* WRITTEN INSTRUCTION: Show, in full, each line of the data that contains "candlestick".

Figure record listings:
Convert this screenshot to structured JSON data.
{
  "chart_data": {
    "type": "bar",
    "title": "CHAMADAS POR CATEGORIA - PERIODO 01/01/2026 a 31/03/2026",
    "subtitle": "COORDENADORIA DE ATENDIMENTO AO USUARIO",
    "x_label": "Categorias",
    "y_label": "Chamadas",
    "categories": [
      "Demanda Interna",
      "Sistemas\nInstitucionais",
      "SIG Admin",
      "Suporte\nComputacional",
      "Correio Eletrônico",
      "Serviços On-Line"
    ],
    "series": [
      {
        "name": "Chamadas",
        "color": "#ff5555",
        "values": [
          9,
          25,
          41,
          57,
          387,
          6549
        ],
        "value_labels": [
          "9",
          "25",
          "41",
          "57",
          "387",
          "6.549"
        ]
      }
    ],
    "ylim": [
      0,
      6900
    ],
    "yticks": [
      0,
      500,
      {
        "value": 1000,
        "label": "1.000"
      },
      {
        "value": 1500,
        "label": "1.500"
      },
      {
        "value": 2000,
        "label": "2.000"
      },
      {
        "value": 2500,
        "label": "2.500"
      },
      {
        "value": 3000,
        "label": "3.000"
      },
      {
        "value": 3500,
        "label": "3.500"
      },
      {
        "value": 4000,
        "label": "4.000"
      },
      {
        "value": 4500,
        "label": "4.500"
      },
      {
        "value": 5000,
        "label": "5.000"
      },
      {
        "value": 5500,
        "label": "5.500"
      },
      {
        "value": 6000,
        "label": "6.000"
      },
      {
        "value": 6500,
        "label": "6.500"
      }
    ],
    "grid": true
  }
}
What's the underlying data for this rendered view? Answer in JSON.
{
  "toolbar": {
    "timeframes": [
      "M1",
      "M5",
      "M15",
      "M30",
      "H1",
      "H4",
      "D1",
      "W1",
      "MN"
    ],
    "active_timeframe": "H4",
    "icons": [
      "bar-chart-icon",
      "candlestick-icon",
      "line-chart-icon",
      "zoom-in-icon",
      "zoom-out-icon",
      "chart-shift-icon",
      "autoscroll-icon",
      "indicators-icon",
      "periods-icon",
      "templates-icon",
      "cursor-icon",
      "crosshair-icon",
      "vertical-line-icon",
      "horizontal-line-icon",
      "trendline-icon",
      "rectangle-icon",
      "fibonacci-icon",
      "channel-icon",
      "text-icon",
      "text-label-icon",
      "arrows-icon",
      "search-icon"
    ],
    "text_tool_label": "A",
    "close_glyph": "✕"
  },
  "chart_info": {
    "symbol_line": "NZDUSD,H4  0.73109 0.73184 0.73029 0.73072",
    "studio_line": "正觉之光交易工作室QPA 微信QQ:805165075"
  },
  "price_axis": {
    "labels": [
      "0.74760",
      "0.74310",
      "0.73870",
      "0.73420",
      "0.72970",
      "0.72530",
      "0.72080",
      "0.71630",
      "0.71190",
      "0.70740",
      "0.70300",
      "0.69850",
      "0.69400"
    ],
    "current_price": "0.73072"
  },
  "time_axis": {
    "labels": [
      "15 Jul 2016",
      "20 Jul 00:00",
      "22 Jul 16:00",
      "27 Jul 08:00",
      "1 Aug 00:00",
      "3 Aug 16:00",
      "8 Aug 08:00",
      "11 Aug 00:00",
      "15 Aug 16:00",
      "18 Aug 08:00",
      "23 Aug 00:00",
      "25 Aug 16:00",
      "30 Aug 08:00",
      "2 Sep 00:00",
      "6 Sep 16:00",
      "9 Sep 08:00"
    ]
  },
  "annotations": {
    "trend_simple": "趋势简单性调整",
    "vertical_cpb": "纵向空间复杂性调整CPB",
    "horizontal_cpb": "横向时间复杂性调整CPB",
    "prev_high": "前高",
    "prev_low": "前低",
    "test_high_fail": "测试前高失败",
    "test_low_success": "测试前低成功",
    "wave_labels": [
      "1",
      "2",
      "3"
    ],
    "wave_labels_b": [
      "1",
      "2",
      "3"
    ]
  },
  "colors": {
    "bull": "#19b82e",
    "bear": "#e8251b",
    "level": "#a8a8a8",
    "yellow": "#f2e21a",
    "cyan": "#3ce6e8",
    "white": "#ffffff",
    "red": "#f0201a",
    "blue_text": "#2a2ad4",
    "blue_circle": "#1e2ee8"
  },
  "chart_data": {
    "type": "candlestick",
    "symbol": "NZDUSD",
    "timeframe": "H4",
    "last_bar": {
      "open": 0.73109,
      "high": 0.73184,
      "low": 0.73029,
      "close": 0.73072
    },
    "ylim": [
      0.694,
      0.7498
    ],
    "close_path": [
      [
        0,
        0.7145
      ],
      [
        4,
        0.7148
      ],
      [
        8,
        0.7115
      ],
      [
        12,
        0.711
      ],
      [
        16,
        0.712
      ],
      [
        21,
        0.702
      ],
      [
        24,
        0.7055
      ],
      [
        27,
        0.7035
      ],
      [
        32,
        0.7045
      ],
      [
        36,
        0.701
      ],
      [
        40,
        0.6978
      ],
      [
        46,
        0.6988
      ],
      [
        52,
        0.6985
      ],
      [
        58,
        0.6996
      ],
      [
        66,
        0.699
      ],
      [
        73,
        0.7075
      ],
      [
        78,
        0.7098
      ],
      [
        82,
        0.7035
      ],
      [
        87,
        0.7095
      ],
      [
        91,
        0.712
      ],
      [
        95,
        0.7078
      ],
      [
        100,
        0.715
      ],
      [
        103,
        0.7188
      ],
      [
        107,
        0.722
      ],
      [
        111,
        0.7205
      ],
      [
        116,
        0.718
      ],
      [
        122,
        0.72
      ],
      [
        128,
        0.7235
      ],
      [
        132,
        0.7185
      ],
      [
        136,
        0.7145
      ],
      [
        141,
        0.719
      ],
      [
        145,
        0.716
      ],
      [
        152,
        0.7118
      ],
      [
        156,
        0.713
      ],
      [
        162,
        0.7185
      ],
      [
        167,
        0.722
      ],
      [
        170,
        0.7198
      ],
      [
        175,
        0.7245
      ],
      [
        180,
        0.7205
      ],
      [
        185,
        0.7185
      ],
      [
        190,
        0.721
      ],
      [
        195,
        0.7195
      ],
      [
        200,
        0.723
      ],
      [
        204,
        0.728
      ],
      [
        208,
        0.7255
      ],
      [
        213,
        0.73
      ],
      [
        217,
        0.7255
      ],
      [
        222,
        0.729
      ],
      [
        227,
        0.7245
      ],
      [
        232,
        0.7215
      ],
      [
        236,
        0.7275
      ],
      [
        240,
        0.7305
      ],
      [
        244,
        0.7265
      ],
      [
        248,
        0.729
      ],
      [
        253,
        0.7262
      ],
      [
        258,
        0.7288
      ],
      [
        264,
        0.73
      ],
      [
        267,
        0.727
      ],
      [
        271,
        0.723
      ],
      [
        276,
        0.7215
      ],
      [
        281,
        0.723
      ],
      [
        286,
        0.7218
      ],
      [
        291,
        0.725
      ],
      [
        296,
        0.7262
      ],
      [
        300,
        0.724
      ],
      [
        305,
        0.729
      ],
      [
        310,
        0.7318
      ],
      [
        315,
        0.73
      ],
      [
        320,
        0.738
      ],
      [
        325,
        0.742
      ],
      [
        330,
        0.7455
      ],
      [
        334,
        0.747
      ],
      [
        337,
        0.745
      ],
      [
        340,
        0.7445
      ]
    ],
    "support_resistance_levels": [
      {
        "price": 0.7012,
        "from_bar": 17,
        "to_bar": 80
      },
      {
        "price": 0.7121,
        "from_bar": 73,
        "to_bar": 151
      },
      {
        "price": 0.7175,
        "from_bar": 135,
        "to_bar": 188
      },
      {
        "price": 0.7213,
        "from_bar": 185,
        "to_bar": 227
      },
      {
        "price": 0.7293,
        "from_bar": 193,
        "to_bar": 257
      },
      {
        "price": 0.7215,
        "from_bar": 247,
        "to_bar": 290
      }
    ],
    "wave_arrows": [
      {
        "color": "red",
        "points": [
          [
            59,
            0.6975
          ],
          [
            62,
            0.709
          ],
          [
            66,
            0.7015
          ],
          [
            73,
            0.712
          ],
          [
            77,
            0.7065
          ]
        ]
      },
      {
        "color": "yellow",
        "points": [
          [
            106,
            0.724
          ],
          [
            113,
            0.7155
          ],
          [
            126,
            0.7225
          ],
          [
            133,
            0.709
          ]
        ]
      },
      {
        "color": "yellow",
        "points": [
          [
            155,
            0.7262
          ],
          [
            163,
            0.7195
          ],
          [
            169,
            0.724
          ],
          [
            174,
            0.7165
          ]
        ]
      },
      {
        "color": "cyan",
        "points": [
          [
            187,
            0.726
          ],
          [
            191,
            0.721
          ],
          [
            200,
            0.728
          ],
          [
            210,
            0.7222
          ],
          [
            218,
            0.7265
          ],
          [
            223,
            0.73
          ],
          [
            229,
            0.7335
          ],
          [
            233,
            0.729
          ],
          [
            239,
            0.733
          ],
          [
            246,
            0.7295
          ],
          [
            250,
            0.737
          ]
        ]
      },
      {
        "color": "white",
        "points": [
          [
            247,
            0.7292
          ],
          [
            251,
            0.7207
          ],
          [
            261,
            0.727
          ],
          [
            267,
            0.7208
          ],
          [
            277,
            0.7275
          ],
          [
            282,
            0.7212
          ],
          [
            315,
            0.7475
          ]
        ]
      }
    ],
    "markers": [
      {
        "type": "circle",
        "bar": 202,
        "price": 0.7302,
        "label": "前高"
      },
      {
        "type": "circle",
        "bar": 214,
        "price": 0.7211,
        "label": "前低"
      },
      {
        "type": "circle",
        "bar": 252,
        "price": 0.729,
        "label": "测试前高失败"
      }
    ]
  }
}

* ANSWER TO THIS PROBLEM:
      "candlestick-icon",
    "type": "candlestick",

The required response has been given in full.